## BEGIN

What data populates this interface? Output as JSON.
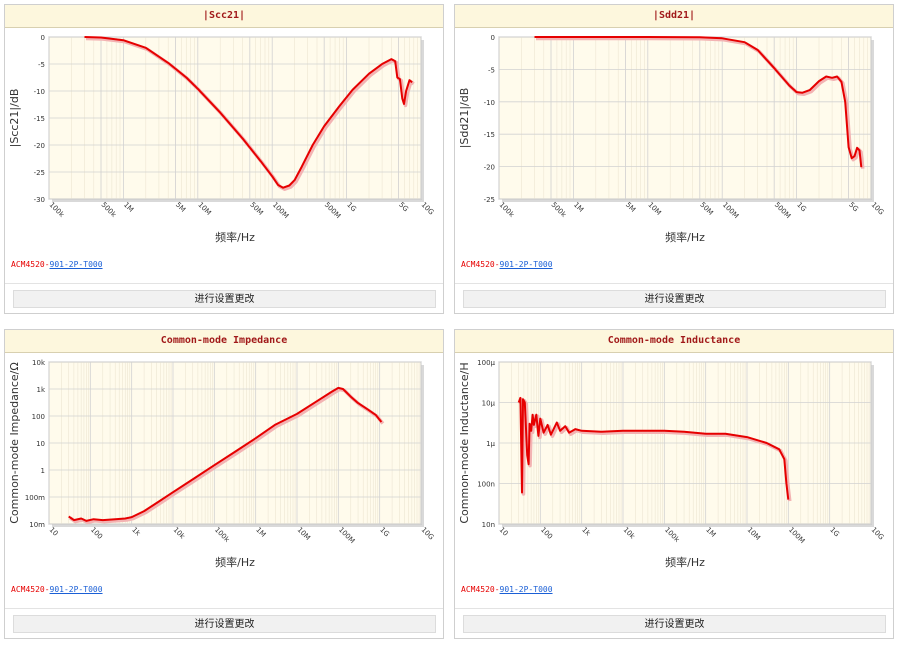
{
  "panels": [
    {
      "title": "|Scc21|",
      "part_prefix": "ACM4520-",
      "part_link": "901-2P-T000",
      "button": "进行设置更改",
      "chart_data": {
        "type": "line",
        "xscale": "log",
        "xlim": [
          100000,
          10000000000
        ],
        "ylim": [
          -30,
          0
        ],
        "ylabel": "|Scc21|/dB",
        "xlabel": "频率/Hz",
        "xticks": [
          [
            100000,
            "100k"
          ],
          [
            500000,
            "500k"
          ],
          [
            1000000,
            "1M"
          ],
          [
            5000000,
            "5M"
          ],
          [
            10000000,
            "10M"
          ],
          [
            50000000,
            "50M"
          ],
          [
            100000000,
            "100M"
          ],
          [
            500000000,
            "500M"
          ],
          [
            1000000000,
            "1G"
          ],
          [
            5000000000,
            "5G"
          ],
          [
            10000000000,
            "10G"
          ]
        ],
        "yticks": [
          [
            0,
            "0"
          ],
          [
            -5,
            "-5"
          ],
          [
            -10,
            "-10"
          ],
          [
            -15,
            "-15"
          ],
          [
            -20,
            "-20"
          ],
          [
            -25,
            "-25"
          ],
          [
            -30,
            "-30"
          ]
        ],
        "color": "#e60000",
        "points": [
          [
            300000,
            0
          ],
          [
            500000,
            -0.1
          ],
          [
            1000000,
            -0.6
          ],
          [
            2000000,
            -2
          ],
          [
            4000000,
            -4.8
          ],
          [
            7000000,
            -7.5
          ],
          [
            10000000,
            -9.6
          ],
          [
            20000000,
            -14
          ],
          [
            40000000,
            -18.8
          ],
          [
            70000000,
            -23
          ],
          [
            100000000,
            -25.8
          ],
          [
            120000000,
            -27.4
          ],
          [
            140000000,
            -27.9
          ],
          [
            170000000,
            -27.5
          ],
          [
            200000000,
            -26.5
          ],
          [
            250000000,
            -24
          ],
          [
            350000000,
            -20
          ],
          [
            500000000,
            -16.5
          ],
          [
            800000000,
            -12.8
          ],
          [
            1200000000,
            -9.8
          ],
          [
            2000000000,
            -6.8
          ],
          [
            3000000000,
            -5
          ],
          [
            4000000000,
            -4.1
          ],
          [
            4500000000,
            -4.5
          ],
          [
            4800000000,
            -7.5
          ],
          [
            5200000000,
            -7.8
          ],
          [
            5600000000,
            -11.4
          ],
          [
            5900000000,
            -12.4
          ],
          [
            6300000000,
            -10
          ],
          [
            7000000000,
            -8
          ],
          [
            7600000000,
            -8.4
          ]
        ]
      }
    },
    {
      "title": "|Sdd21|",
      "part_prefix": "ACM4520-",
      "part_link": "901-2P-T000",
      "button": "进行设置更改",
      "chart_data": {
        "type": "line",
        "xscale": "log",
        "xlim": [
          100000,
          10000000000
        ],
        "ylim": [
          -25,
          0
        ],
        "ylabel": "|Sdd21|/dB",
        "xlabel": "频率/Hz",
        "xticks": [
          [
            100000,
            "100k"
          ],
          [
            500000,
            "500k"
          ],
          [
            1000000,
            "1M"
          ],
          [
            5000000,
            "5M"
          ],
          [
            10000000,
            "10M"
          ],
          [
            50000000,
            "50M"
          ],
          [
            100000000,
            "100M"
          ],
          [
            500000000,
            "500M"
          ],
          [
            1000000000,
            "1G"
          ],
          [
            5000000000,
            "5G"
          ],
          [
            10000000000,
            "10G"
          ]
        ],
        "yticks": [
          [
            0,
            "0"
          ],
          [
            -5,
            "-5"
          ],
          [
            -10,
            "-10"
          ],
          [
            -15,
            "-15"
          ],
          [
            -20,
            "-20"
          ],
          [
            -25,
            "-25"
          ]
        ],
        "color": "#e60000",
        "points": [
          [
            300000,
            0
          ],
          [
            1000000,
            0
          ],
          [
            10000000,
            0
          ],
          [
            50000000,
            -0.05
          ],
          [
            100000000,
            -0.2
          ],
          [
            200000000,
            -0.8
          ],
          [
            300000000,
            -2
          ],
          [
            500000000,
            -4.8
          ],
          [
            800000000,
            -7.5
          ],
          [
            1000000000,
            -8.5
          ],
          [
            1200000000,
            -8.6
          ],
          [
            1500000000,
            -8.2
          ],
          [
            2000000000,
            -6.8
          ],
          [
            2500000000,
            -6.1
          ],
          [
            3000000000,
            -6.3
          ],
          [
            3500000000,
            -6.1
          ],
          [
            4000000000,
            -6.9
          ],
          [
            4500000000,
            -10
          ],
          [
            5000000000,
            -17
          ],
          [
            5500000000,
            -18.7
          ],
          [
            6000000000,
            -18.4
          ],
          [
            6500000000,
            -17.1
          ],
          [
            7000000000,
            -17.5
          ],
          [
            7400000000,
            -20.1
          ]
        ]
      }
    },
    {
      "title": "Common-mode Impedance",
      "part_prefix": "ACM4520-",
      "part_link": "901-2P-T000",
      "button": "进行设置更改",
      "chart_data": {
        "type": "line",
        "xscale": "log",
        "yscale": "log",
        "xlim": [
          10,
          10000000000
        ],
        "ylim": [
          0.01,
          10000
        ],
        "ylabel": "Common-mode Impedance/Ω",
        "xlabel": "频率/Hz",
        "xticks": [
          [
            10,
            "10"
          ],
          [
            100,
            "100"
          ],
          [
            1000,
            "1k"
          ],
          [
            10000,
            "10k"
          ],
          [
            100000,
            "100k"
          ],
          [
            1000000,
            "1M"
          ],
          [
            10000000,
            "10M"
          ],
          [
            100000000,
            "100M"
          ],
          [
            1000000000,
            "1G"
          ],
          [
            10000000000,
            "10G"
          ]
        ],
        "yticks": [
          [
            0.01,
            "10m"
          ],
          [
            0.1,
            "100m"
          ],
          [
            1,
            "1"
          ],
          [
            10,
            "10"
          ],
          [
            100,
            "100"
          ],
          [
            1000,
            "1k"
          ],
          [
            10000,
            "10k"
          ]
        ],
        "color": "#e60000",
        "points": [
          [
            30,
            0.019
          ],
          [
            40,
            0.014
          ],
          [
            60,
            0.016
          ],
          [
            80,
            0.013
          ],
          [
            120,
            0.015
          ],
          [
            200,
            0.014
          ],
          [
            400,
            0.015
          ],
          [
            700,
            0.016
          ],
          [
            1000,
            0.018
          ],
          [
            2000,
            0.03
          ],
          [
            4000,
            0.06
          ],
          [
            10000,
            0.15
          ],
          [
            30000,
            0.45
          ],
          [
            100000,
            1.5
          ],
          [
            300000,
            4.5
          ],
          [
            1000000,
            15
          ],
          [
            3000000,
            48
          ],
          [
            10000000,
            120
          ],
          [
            30000000,
            350
          ],
          [
            70000000,
            800
          ],
          [
            100000000,
            1100
          ],
          [
            130000000,
            1000
          ],
          [
            200000000,
            520
          ],
          [
            300000000,
            300
          ],
          [
            500000000,
            180
          ],
          [
            800000000,
            110
          ],
          [
            1100000000,
            60
          ]
        ]
      }
    },
    {
      "title": "Common-mode Inductance",
      "part_prefix": "ACM4520-",
      "part_link": "901-2P-T000",
      "button": "进行设置更改",
      "chart_data": {
        "type": "line",
        "xscale": "log",
        "yscale": "log",
        "xlim": [
          10,
          10000000000
        ],
        "ylim": [
          1e-08,
          0.0001
        ],
        "ylabel": "Common-mode Inductance/H",
        "xlabel": "频率/Hz",
        "xticks": [
          [
            10,
            "10"
          ],
          [
            100,
            "100"
          ],
          [
            1000,
            "1k"
          ],
          [
            10000,
            "10k"
          ],
          [
            100000,
            "100k"
          ],
          [
            1000000,
            "1M"
          ],
          [
            10000000,
            "10M"
          ],
          [
            100000000,
            "100M"
          ],
          [
            1000000000,
            "1G"
          ],
          [
            10000000000,
            "10G"
          ]
        ],
        "yticks": [
          [
            1e-08,
            "10n"
          ],
          [
            1e-07,
            "100n"
          ],
          [
            1e-06,
            "1μ"
          ],
          [
            1e-05,
            "10μ"
          ],
          [
            0.0001,
            "100μ"
          ]
        ],
        "color": "#e60000",
        "points": [
          [
            30,
            1e-05
          ],
          [
            33,
            1.3e-05
          ],
          [
            36,
            6e-08
          ],
          [
            38,
            1.2e-05
          ],
          [
            42,
            1e-05
          ],
          [
            48,
            5e-07
          ],
          [
            52,
            3e-07
          ],
          [
            55,
            3e-06
          ],
          [
            60,
            2e-06
          ],
          [
            65,
            5e-06
          ],
          [
            70,
            2.8e-06
          ],
          [
            80,
            5e-06
          ],
          [
            90,
            1.5e-06
          ],
          [
            100,
            4e-06
          ],
          [
            120,
            1.8e-06
          ],
          [
            150,
            2.8e-06
          ],
          [
            180,
            1.6e-06
          ],
          [
            250,
            3.2e-06
          ],
          [
            300,
            2e-06
          ],
          [
            400,
            2.6e-06
          ],
          [
            500,
            1.8e-06
          ],
          [
            700,
            2.2e-06
          ],
          [
            1000,
            2e-06
          ],
          [
            3000,
            1.9e-06
          ],
          [
            10000,
            2e-06
          ],
          [
            100000,
            2e-06
          ],
          [
            300000,
            1.9e-06
          ],
          [
            1000000,
            1.7e-06
          ],
          [
            3000000,
            1.7e-06
          ],
          [
            10000000,
            1.4e-06
          ],
          [
            30000000,
            1e-06
          ],
          [
            60000000,
            7e-07
          ],
          [
            80000000,
            4e-07
          ],
          [
            90000000,
            1e-07
          ],
          [
            100000000,
            4e-08
          ]
        ]
      }
    }
  ]
}
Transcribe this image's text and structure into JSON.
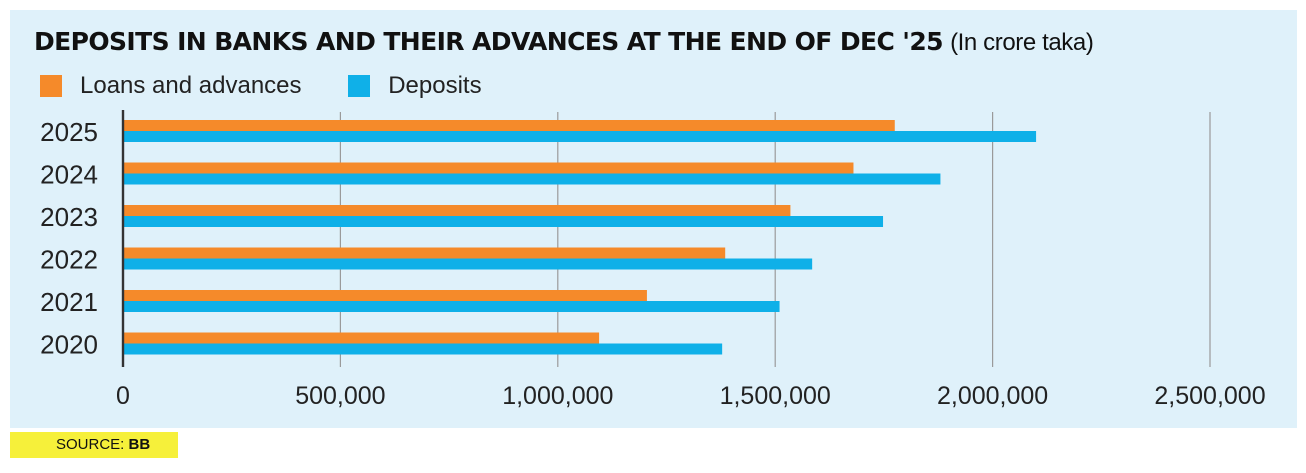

## END

» Exercise goal: Work out how many lines of the listing above include the word "mode". Reply with nothing but the count.

» In response: 4